--- start ---

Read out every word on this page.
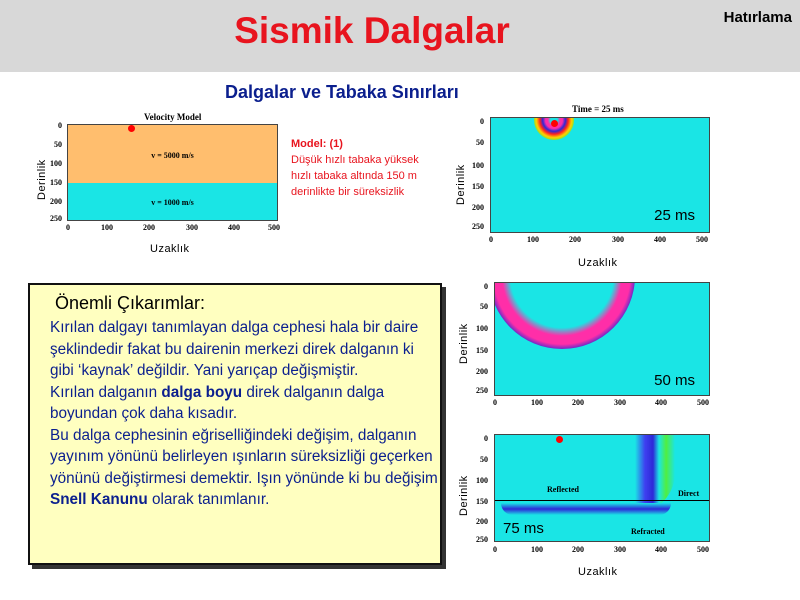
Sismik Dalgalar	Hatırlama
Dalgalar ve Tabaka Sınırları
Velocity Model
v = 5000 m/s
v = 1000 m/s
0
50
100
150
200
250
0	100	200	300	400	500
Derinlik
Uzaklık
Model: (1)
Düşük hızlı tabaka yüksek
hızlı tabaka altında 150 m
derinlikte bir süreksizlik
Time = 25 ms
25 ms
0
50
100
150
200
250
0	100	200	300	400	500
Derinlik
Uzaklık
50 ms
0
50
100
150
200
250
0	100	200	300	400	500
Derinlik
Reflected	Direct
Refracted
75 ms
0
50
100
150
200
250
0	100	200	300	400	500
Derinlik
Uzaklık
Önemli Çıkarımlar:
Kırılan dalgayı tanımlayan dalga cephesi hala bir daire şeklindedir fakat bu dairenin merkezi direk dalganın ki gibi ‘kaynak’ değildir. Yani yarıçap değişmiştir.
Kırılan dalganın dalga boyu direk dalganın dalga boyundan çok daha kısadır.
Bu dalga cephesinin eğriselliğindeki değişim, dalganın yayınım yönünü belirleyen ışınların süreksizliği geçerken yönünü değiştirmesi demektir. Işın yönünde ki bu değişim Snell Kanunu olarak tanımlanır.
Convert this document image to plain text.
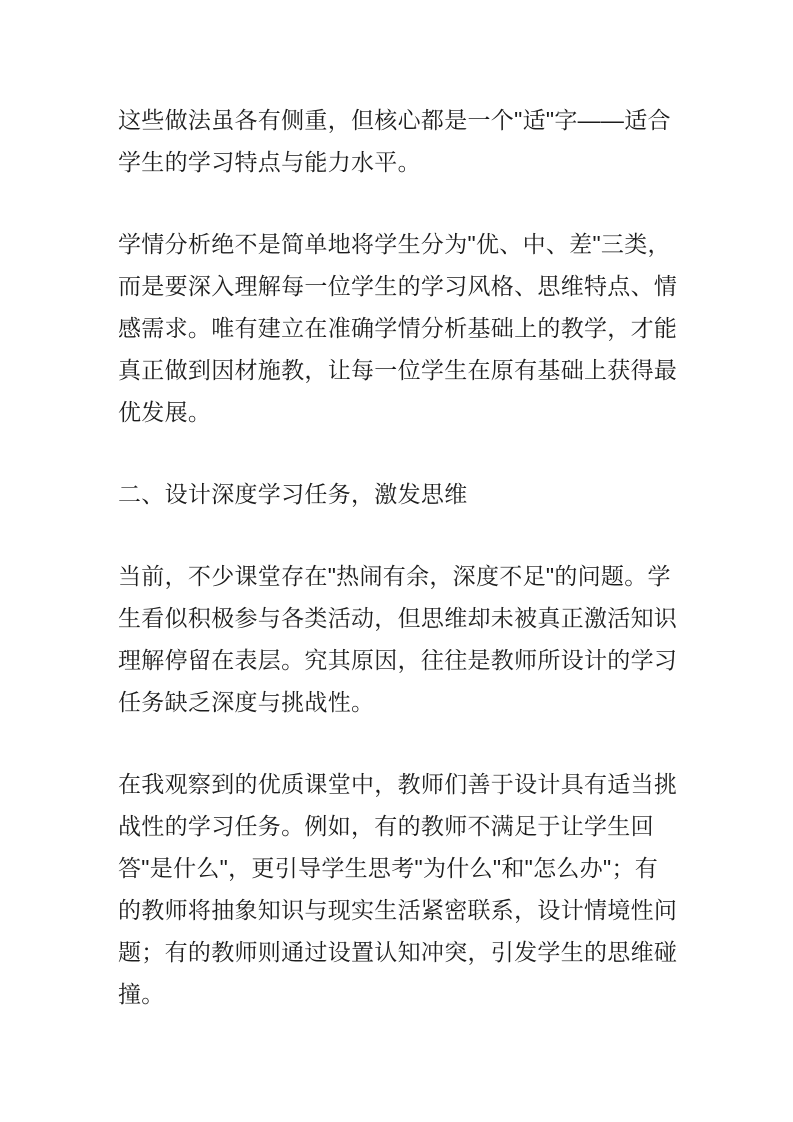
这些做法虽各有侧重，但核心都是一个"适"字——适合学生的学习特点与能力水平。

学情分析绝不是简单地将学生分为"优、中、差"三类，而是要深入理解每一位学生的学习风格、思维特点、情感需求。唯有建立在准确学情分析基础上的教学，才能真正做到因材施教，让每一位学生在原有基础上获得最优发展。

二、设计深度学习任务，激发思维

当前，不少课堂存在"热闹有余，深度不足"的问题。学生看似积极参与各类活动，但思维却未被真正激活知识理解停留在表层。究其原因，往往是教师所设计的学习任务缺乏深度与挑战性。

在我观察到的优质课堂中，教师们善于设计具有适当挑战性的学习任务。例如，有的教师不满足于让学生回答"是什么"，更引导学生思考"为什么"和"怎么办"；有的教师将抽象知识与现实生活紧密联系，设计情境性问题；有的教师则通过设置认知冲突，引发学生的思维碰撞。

--- end ---
--- start ---

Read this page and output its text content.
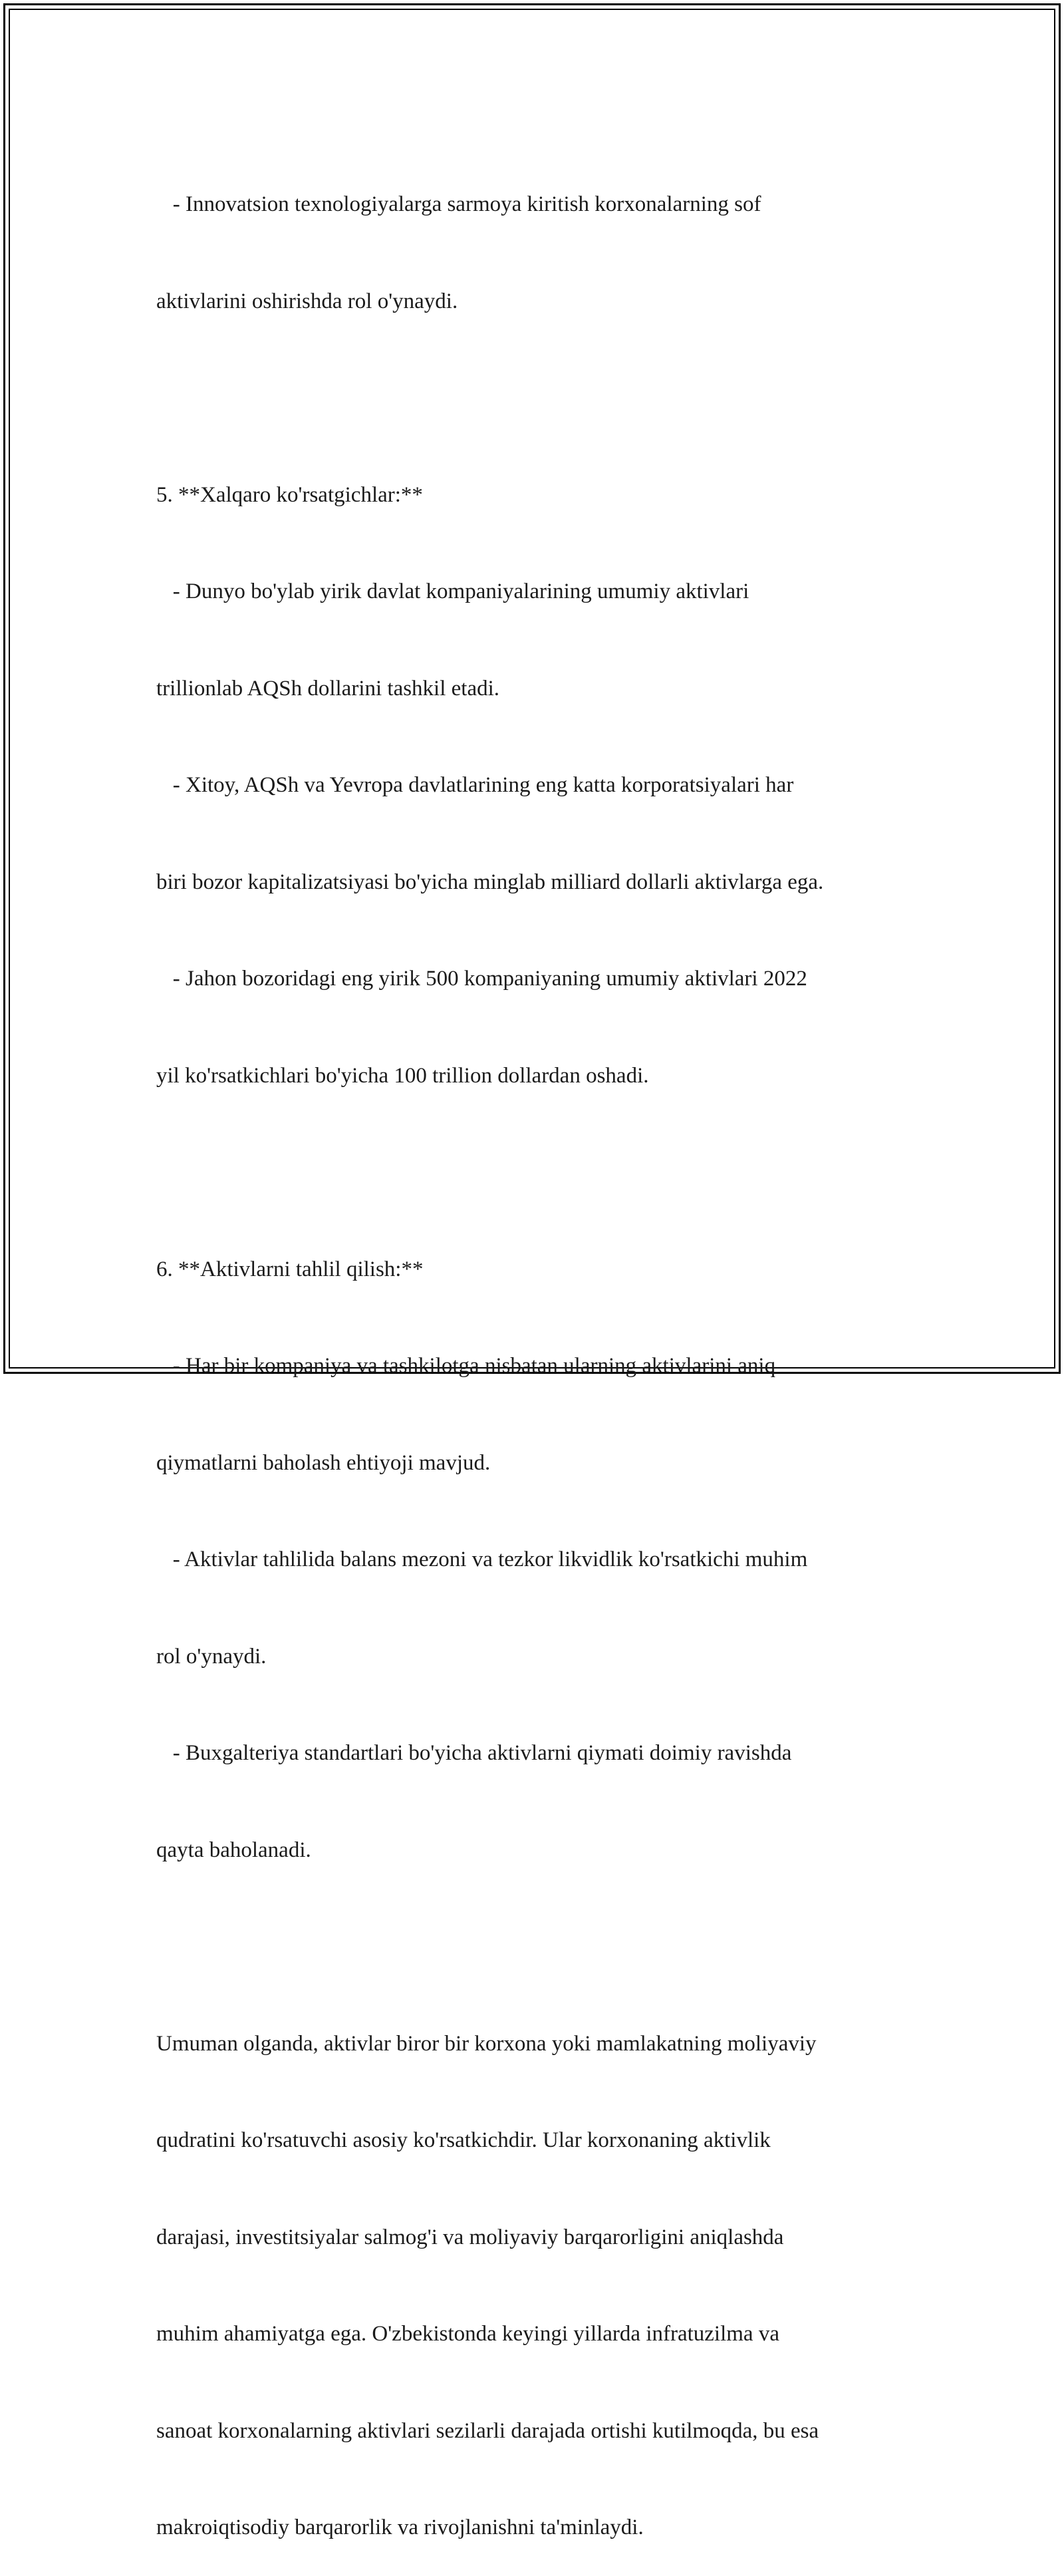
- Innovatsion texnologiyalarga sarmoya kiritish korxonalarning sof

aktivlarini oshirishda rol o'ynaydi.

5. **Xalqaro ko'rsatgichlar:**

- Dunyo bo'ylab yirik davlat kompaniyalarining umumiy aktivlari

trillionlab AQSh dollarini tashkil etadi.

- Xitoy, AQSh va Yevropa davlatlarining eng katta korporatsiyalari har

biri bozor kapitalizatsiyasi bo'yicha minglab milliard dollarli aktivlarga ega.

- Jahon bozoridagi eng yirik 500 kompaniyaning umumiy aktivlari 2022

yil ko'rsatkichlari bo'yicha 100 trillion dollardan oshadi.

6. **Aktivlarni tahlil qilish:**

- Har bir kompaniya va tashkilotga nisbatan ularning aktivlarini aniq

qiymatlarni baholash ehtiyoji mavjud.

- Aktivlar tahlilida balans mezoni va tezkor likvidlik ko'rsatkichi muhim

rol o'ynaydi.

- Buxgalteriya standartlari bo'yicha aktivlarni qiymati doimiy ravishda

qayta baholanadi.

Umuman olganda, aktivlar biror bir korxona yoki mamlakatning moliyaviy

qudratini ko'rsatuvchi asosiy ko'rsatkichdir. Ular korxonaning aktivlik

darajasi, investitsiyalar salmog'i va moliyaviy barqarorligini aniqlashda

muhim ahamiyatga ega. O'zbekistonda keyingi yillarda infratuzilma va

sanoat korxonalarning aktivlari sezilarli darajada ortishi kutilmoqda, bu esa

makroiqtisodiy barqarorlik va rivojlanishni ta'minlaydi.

--- end ---
--- start ---

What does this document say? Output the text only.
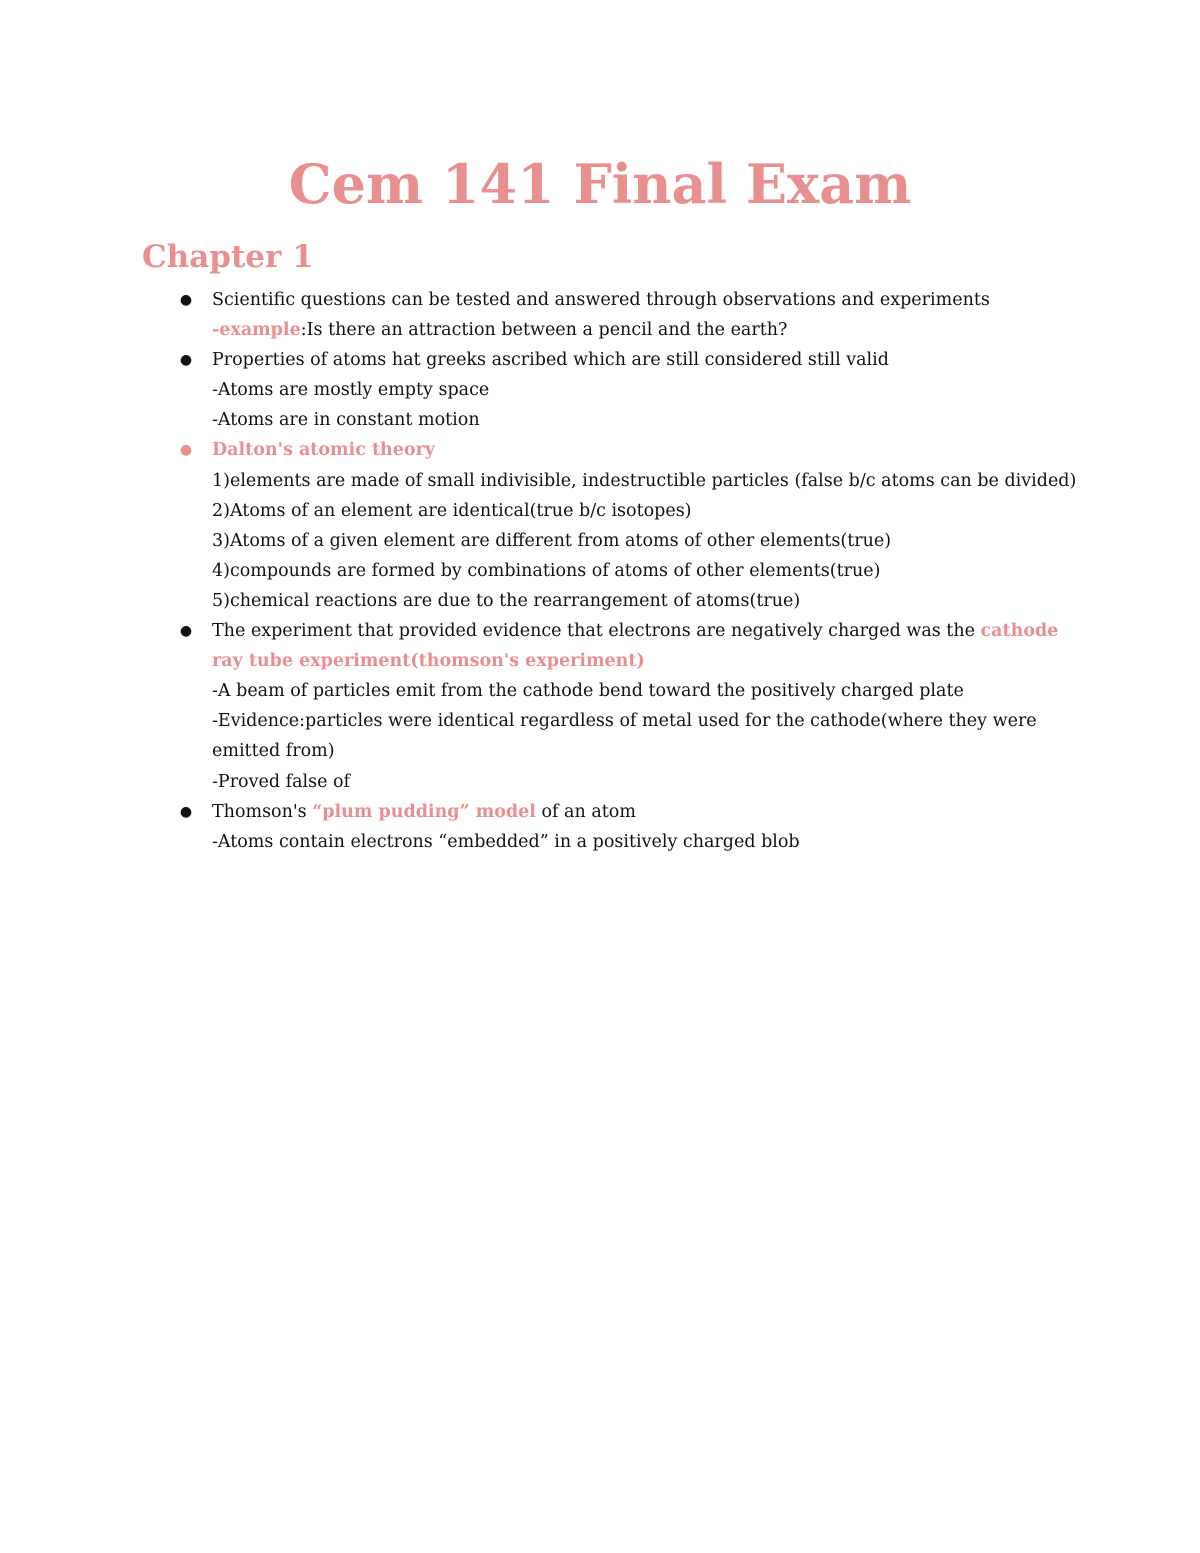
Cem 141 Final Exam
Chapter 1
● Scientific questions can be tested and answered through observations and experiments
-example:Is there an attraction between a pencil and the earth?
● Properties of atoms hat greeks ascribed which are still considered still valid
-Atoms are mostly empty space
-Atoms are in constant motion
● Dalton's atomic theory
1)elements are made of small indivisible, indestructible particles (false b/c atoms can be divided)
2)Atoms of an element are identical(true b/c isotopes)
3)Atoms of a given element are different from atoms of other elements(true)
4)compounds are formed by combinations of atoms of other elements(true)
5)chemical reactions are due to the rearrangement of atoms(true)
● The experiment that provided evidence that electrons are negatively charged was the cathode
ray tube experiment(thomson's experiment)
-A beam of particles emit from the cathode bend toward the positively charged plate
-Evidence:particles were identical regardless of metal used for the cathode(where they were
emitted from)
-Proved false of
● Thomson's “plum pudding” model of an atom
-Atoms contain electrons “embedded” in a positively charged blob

--- end ---

● DO THIS:
Among the lines of the data, identify those with the word "umumiy". Copy each of them.

● THE RESULT:
- Dunyo bo'ylab yirik davlat kompaniyalarining umumiy aktivlari
- Jahon bozoridagi eng yirik 500 kompaniyaning umumiy aktivlari 2022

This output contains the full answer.